EXERCISE DETAILS: In the data below, find each line containing the string "text" and return it.

MATERIAL:

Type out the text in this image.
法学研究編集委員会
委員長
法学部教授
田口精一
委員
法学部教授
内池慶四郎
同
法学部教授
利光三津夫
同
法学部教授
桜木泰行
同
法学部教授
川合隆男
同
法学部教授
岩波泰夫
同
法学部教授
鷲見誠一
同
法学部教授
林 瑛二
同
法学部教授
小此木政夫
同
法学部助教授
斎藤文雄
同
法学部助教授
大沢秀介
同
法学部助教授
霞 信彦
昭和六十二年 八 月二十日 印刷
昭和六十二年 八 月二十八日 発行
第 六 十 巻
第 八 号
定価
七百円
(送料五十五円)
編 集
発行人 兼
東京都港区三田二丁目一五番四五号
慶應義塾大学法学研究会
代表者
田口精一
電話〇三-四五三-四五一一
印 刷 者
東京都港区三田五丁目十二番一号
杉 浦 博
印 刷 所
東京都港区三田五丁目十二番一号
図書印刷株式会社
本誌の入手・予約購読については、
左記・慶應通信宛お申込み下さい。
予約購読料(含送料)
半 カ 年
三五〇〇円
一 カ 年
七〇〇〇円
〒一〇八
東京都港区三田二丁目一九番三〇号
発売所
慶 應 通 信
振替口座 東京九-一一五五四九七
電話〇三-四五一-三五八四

==

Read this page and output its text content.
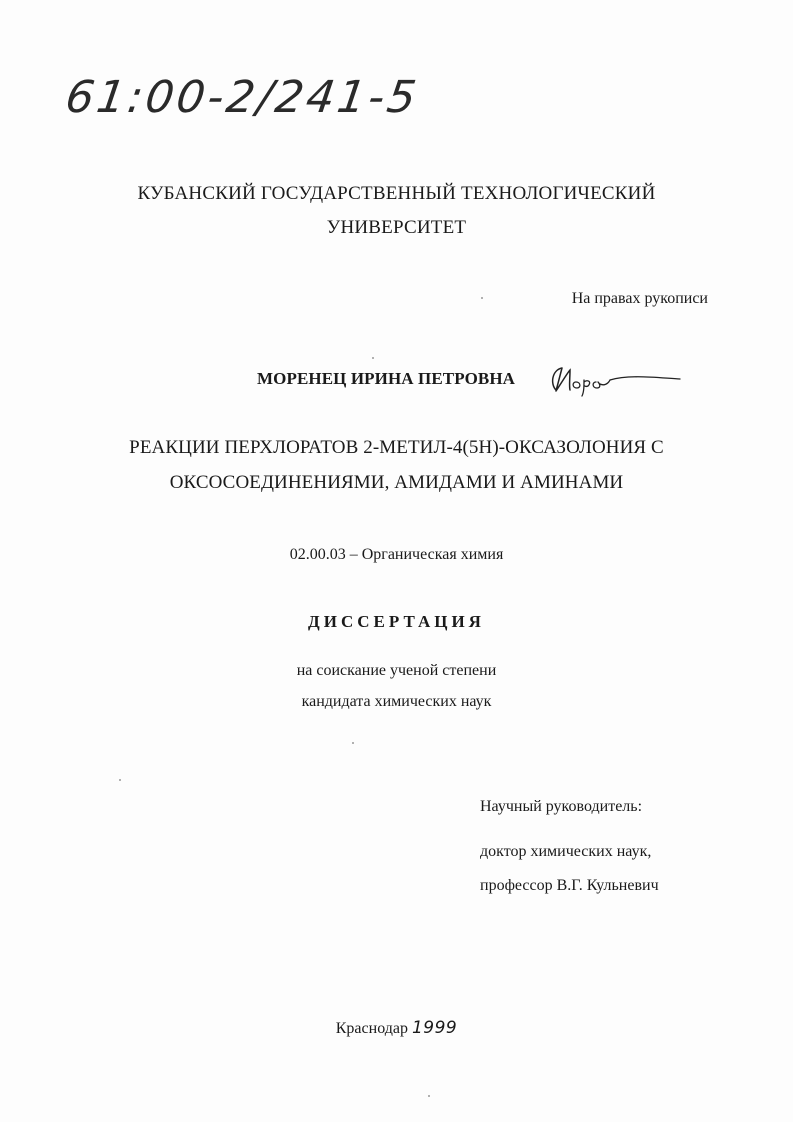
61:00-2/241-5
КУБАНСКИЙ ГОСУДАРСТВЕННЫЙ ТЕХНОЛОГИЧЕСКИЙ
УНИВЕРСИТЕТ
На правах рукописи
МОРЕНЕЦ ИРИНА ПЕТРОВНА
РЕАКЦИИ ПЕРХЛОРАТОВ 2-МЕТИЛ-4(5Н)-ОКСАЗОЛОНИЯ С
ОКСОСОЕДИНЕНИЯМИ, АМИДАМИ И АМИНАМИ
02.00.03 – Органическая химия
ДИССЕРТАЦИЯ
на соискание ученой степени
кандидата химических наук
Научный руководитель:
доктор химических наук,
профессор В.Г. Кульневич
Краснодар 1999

SOLUTION BELOW:
Type out the text in this image.
Read this page and output its text content.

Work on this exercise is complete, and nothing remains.